Problem: Using the material below, work out how many lines contain the word "username". Reply with the number and nothing more.

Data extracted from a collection
▬▬▬▬▬▬

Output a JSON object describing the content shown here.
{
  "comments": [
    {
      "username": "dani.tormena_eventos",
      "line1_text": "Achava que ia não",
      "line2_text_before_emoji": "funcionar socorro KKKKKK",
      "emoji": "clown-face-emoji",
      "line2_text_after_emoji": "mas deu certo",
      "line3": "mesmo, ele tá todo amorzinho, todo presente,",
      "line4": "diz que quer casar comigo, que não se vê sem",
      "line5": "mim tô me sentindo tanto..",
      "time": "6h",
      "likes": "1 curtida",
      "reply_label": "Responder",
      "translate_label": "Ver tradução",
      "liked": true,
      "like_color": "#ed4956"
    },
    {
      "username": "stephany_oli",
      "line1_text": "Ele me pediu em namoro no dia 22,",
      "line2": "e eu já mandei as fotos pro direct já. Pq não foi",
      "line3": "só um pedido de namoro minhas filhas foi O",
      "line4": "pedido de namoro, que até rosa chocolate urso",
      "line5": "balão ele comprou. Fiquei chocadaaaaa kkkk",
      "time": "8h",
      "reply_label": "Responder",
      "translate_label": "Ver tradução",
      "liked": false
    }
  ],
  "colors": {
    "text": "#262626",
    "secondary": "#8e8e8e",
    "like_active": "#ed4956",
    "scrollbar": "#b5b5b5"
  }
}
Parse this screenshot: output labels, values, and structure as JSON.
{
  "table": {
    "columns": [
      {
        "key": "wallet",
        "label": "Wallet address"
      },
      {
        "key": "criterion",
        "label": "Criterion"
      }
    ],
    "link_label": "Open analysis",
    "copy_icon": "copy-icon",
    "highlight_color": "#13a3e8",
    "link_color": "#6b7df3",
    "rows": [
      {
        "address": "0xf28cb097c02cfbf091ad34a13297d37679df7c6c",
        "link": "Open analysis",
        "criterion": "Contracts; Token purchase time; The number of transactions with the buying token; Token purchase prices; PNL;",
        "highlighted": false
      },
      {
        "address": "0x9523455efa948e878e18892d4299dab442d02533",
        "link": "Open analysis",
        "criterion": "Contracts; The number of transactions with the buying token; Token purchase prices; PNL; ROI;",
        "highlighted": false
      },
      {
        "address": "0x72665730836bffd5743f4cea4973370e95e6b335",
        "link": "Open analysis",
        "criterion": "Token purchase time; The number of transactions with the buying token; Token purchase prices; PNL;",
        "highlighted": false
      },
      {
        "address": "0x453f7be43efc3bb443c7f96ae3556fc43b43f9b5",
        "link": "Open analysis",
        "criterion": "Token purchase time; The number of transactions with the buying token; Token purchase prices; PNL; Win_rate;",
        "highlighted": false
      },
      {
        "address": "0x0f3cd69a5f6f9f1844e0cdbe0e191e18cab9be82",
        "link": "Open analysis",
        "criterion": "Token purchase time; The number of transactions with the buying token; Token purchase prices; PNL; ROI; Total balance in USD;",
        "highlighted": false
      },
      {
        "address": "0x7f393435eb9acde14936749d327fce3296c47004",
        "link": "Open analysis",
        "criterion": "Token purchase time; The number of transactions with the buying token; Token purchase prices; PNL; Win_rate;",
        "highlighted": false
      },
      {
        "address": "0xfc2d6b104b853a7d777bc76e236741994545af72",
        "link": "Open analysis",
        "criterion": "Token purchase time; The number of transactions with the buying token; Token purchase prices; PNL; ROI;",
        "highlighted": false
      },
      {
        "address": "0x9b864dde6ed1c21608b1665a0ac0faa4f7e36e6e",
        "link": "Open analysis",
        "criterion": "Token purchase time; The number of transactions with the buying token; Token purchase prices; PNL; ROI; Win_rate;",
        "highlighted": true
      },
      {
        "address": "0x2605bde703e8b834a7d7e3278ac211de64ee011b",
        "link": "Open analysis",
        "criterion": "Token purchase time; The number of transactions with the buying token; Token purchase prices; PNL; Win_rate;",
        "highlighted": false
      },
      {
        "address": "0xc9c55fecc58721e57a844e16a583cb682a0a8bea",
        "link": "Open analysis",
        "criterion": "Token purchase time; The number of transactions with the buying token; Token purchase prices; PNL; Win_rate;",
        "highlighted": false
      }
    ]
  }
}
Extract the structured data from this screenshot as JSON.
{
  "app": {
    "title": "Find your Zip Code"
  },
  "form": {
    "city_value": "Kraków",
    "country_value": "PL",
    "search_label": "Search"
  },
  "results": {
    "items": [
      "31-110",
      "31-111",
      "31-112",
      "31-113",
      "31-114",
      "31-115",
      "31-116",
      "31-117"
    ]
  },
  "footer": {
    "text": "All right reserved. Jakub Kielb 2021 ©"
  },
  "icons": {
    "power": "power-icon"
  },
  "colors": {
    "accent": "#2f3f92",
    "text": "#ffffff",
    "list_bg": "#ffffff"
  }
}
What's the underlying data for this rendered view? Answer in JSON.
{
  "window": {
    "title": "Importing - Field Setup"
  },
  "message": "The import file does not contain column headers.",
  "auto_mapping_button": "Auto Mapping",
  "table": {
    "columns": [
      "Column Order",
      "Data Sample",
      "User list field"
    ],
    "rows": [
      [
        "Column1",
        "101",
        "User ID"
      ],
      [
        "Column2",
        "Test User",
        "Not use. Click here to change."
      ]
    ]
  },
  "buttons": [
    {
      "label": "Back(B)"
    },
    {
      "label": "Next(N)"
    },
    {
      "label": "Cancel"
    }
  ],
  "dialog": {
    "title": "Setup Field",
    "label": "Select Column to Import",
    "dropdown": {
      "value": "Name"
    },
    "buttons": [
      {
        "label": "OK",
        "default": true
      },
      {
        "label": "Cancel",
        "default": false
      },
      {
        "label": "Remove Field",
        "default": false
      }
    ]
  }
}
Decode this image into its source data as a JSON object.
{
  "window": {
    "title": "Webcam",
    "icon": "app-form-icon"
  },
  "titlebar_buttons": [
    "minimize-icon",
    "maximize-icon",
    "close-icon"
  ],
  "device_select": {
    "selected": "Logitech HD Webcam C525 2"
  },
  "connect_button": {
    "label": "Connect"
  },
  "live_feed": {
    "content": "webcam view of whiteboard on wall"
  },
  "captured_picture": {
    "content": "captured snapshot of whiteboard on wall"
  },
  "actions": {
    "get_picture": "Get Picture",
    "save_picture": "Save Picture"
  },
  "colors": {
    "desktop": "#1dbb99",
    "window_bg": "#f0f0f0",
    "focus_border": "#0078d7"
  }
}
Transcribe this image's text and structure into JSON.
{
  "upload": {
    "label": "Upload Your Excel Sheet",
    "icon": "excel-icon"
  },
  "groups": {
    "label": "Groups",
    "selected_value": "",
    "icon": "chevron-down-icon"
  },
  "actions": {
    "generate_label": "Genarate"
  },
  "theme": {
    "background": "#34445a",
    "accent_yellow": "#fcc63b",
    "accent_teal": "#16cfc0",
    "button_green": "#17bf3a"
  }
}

▬▬▬▬▬▬

Solution for this exercise: 2